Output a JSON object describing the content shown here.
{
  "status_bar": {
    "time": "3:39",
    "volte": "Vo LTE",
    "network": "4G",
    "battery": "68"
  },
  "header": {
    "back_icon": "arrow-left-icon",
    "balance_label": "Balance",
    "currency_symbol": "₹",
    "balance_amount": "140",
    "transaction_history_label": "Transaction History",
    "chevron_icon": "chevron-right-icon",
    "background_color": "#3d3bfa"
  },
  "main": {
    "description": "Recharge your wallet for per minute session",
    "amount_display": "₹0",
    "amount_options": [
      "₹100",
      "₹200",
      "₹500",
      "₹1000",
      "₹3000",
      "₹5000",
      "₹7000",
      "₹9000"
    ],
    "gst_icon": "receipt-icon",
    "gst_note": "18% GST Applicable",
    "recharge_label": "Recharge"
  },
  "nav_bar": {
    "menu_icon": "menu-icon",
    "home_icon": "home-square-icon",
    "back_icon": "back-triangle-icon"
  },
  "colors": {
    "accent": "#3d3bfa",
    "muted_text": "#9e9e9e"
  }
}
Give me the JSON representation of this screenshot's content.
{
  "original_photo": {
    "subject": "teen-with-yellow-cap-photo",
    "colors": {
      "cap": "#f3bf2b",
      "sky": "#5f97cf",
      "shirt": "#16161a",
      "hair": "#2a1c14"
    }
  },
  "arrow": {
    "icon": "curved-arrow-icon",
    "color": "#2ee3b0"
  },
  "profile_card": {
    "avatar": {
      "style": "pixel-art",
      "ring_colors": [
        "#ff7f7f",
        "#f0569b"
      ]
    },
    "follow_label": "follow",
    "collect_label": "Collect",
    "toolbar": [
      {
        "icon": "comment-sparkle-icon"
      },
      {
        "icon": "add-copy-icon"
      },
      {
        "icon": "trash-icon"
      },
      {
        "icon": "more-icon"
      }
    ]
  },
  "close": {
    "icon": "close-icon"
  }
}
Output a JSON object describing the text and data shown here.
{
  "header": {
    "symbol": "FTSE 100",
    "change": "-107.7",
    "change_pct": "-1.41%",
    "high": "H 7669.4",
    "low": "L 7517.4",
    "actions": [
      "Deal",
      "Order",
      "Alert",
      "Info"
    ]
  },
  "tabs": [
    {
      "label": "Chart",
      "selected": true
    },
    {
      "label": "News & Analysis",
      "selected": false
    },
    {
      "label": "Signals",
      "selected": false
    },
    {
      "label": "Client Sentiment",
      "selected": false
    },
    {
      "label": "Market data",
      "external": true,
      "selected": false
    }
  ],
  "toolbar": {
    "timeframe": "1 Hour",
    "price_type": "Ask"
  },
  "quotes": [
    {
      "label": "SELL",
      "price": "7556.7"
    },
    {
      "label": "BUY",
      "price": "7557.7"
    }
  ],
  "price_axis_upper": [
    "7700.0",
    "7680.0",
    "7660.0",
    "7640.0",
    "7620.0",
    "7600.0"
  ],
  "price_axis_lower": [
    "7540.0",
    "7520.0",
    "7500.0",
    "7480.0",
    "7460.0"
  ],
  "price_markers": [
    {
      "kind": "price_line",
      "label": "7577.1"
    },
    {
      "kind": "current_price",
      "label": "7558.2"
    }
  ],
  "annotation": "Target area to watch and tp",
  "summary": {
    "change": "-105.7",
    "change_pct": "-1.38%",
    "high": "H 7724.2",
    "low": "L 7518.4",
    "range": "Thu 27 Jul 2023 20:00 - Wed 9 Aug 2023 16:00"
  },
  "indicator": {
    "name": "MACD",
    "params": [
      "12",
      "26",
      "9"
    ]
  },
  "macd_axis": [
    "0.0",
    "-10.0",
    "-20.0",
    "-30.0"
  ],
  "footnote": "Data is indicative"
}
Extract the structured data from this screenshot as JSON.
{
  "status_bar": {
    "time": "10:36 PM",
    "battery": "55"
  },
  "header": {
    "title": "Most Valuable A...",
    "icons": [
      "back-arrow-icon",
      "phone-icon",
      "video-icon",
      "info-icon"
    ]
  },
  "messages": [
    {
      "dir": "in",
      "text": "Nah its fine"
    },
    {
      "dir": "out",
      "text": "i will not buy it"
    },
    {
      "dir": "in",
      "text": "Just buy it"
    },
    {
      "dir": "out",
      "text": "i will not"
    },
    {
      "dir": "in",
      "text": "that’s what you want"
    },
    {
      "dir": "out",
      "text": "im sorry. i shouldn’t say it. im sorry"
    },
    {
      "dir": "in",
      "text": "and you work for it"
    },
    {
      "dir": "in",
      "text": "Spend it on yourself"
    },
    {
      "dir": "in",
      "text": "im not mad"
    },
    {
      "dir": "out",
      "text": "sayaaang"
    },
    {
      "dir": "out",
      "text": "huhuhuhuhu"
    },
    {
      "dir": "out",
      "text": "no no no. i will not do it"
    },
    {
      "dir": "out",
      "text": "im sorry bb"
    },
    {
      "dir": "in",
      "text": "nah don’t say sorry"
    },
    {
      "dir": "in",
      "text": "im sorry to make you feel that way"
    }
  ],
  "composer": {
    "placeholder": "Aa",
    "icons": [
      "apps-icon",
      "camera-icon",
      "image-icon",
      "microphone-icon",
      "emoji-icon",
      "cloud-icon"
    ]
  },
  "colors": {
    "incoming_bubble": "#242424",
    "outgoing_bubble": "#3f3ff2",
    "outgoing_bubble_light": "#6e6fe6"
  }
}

----------

» Problem to work on
Output every line above without altering anything.

» Reply
Output a JSON object describing the content shown here.
{
  "status_bar": {
    "time": "3:39",
    "volte": "Vo LTE",
    "network": "4G",
    "battery": "68"
  },
  "header": {
    "back_icon": "arrow-left-icon",
    "balance_label": "Balance",
    "currency_symbol": "₹",
    "balance_amount": "140",
    "transaction_history_label": "Transaction History",
    "chevron_icon": "chevron-right-icon",
    "background_color": "#3d3bfa"
  },
  "main": {
    "description": "Recharge your wallet for per minute session",
    "amount_display": "₹0",
    "amount_options": [
      "₹100",
      "₹200",
      "₹500",
      "₹1000",
      "₹3000",
      "₹5000",
      "₹7000",
      "₹9000"
    ],
    "gst_icon": "receipt-icon",
    "gst_note": "18% GST Applicable",
    "recharge_label": "Recharge"
  },
  "nav_bar": {
    "menu_icon": "menu-icon",
    "home_icon": "home-square-icon",
    "back_icon": "back-triangle-icon"
  },
  "colors": {
    "accent": "#3d3bfa",
    "muted_text": "#9e9e9e"
  }
}
Give me the JSON representation of this screenshot's content.
{
  "original_photo": {
    "subject": "teen-with-yellow-cap-photo",
    "colors": {
      "cap": "#f3bf2b",
      "sky": "#5f97cf",
      "shirt": "#16161a",
      "hair": "#2a1c14"
    }
  },
  "arrow": {
    "icon": "curved-arrow-icon",
    "color": "#2ee3b0"
  },
  "profile_card": {
    "avatar": {
      "style": "pixel-art",
      "ring_colors": [
        "#ff7f7f",
        "#f0569b"
      ]
    },
    "follow_label": "follow",
    "collect_label": "Collect",
    "toolbar": [
      {
        "icon": "comment-sparkle-icon"
      },
      {
        "icon": "add-copy-icon"
      },
      {
        "icon": "trash-icon"
      },
      {
        "icon": "more-icon"
      }
    ]
  },
  "close": {
    "icon": "close-icon"
  }
}
Output a JSON object describing the text and data shown here.
{
  "header": {
    "symbol": "FTSE 100",
    "change": "-107.7",
    "change_pct": "-1.41%",
    "high": "H 7669.4",
    "low": "L 7517.4",
    "actions": [
      "Deal",
      "Order",
      "Alert",
      "Info"
    ]
  },
  "tabs": [
    {
      "label": "Chart",
      "selected": true
    },
    {
      "label": "News & Analysis",
      "selected": false
    },
    {
      "label": "Signals",
      "selected": false
    },
    {
      "label": "Client Sentiment",
      "selected": false
    },
    {
      "label": "Market data",
      "external": true,
      "selected": false
    }
  ],
  "toolbar": {
    "timeframe": "1 Hour",
    "price_type": "Ask"
  },
  "quotes": [
    {
      "label": "SELL",
      "price": "7556.7"
    },
    {
      "label": "BUY",
      "price": "7557.7"
    }
  ],
  "price_axis_upper": [
    "7700.0",
    "7680.0",
    "7660.0",
    "7640.0",
    "7620.0",
    "7600.0"
  ],
  "price_axis_lower": [
    "7540.0",
    "7520.0",
    "7500.0",
    "7480.0",
    "7460.0"
  ],
  "price_markers": [
    {
      "kind": "price_line",
      "label": "7577.1"
    },
    {
      "kind": "current_price",
      "label": "7558.2"
    }
  ],
  "annotation": "Target area to watch and tp",
  "summary": {
    "change": "-105.7",
    "change_pct": "-1.38%",
    "high": "H 7724.2",
    "low": "L 7518.4",
    "range": "Thu 27 Jul 2023 20:00 - Wed 9 Aug 2023 16:00"
  },
  "indicator": {
    "name": "MACD",
    "params": [
      "12",
      "26",
      "9"
    ]
  },
  "macd_axis": [
    "0.0",
    "-10.0",
    "-20.0",
    "-30.0"
  ],
  "footnote": "Data is indicative"
}
Extract the structured data from this screenshot as JSON.
{
  "status_bar": {
    "time": "10:36 PM",
    "battery": "55"
  },
  "header": {
    "title": "Most Valuable A...",
    "icons": [
      "back-arrow-icon",
      "phone-icon",
      "video-icon",
      "info-icon"
    ]
  },
  "messages": [
    {
      "dir": "in",
      "text": "Nah its fine"
    },
    {
      "dir": "out",
      "text": "i will not buy it"
    },
    {
      "dir": "in",
      "text": "Just buy it"
    },
    {
      "dir": "out",
      "text": "i will not"
    },
    {
      "dir": "in",
      "text": "that’s what you want"
    },
    {
      "dir": "out",
      "text": "im sorry. i shouldn’t say it. im sorry"
    },
    {
      "dir": "in",
      "text": "and you work for it"
    },
    {
      "dir": "in",
      "text": "Spend it on yourself"
    },
    {
      "dir": "in",
      "text": "im not mad"
    },
    {
      "dir": "out",
      "text": "sayaaang"
    },
    {
      "dir": "out",
      "text": "huhuhuhuhu"
    },
    {
      "dir": "out",
      "text": "no no no. i will not do it"
    },
    {
      "dir": "out",
      "text": "im sorry bb"
    },
    {
      "dir": "in",
      "text": "nah don’t say sorry"
    },
    {
      "dir": "in",
      "text": "im sorry to make you feel that way"
    }
  ],
  "composer": {
    "placeholder": "Aa",
    "icons": [
      "apps-icon",
      "camera-icon",
      "image-icon",
      "microphone-icon",
      "emoji-icon",
      "cloud-icon"
    ]
  },
  "colors": {
    "incoming_bubble": "#242424",
    "outgoing_bubble": "#3f3ff2",
    "outgoing_bubble_light": "#6e6fe6"
  }
}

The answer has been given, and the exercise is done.